◆ YOUR OBJECTIVE
Could you copy, word for word, only the lines from the one containing "Parse this screenshot: output" through the last line of the records below, both included?

[Stored data entries]
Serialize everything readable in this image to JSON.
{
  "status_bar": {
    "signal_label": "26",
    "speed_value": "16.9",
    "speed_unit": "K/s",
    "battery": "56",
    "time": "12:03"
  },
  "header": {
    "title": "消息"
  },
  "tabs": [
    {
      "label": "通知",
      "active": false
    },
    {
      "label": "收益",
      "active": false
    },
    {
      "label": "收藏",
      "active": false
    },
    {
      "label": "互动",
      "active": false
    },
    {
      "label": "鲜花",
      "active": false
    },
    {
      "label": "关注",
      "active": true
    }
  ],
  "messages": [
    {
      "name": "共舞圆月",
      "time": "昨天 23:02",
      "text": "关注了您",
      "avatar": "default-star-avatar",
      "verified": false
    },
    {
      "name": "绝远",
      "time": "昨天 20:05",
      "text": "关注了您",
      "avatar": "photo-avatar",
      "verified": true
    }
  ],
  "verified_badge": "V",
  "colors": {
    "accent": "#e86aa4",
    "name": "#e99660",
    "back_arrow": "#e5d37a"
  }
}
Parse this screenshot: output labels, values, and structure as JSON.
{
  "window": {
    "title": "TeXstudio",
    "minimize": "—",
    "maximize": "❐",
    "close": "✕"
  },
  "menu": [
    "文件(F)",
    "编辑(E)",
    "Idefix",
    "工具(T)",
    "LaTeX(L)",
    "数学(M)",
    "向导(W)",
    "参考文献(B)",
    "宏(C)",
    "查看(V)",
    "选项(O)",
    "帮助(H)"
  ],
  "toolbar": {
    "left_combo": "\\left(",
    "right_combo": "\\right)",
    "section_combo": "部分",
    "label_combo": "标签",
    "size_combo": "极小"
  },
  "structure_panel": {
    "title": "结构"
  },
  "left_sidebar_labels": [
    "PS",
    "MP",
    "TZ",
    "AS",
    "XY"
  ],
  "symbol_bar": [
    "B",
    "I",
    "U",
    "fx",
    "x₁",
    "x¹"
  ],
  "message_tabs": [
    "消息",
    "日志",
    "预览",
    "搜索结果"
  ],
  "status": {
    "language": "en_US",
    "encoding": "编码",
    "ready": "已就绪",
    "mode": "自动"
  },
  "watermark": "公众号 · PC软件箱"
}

◆ RESULT
Parse this screenshot: output labels, values, and structure as JSON.
{
  "window": {
    "title": "TeXstudio",
    "minimize": "—",
    "maximize": "❐",
    "close": "✕"
  },
  "menu": [
    "文件(F)",
    "编辑(E)",
    "Idefix",
    "工具(T)",
    "LaTeX(L)",
    "数学(M)",
    "向导(W)",
    "参考文献(B)",
    "宏(C)",
    "查看(V)",
    "选项(O)",
    "帮助(H)"
  ],
  "toolbar": {
    "left_combo": "\\left(",
    "right_combo": "\\right)",
    "section_combo": "部分",
    "label_combo": "标签",
    "size_combo": "极小"
  },
  "structure_panel": {
    "title": "结构"
  },
  "left_sidebar_labels": [
    "PS",
    "MP",
    "TZ",
    "AS",
    "XY"
  ],
  "symbol_bar": [
    "B",
    "I",
    "U",
    "fx",
    "x₁",
    "x¹"
  ],
  "message_tabs": [
    "消息",
    "日志",
    "预览",
    "搜索结果"
  ],
  "status": {
    "language": "en_US",
    "encoding": "编码",
    "ready": "已就绪",
    "mode": "自动"
  },
  "watermark": "公众号 · PC软件箱"
}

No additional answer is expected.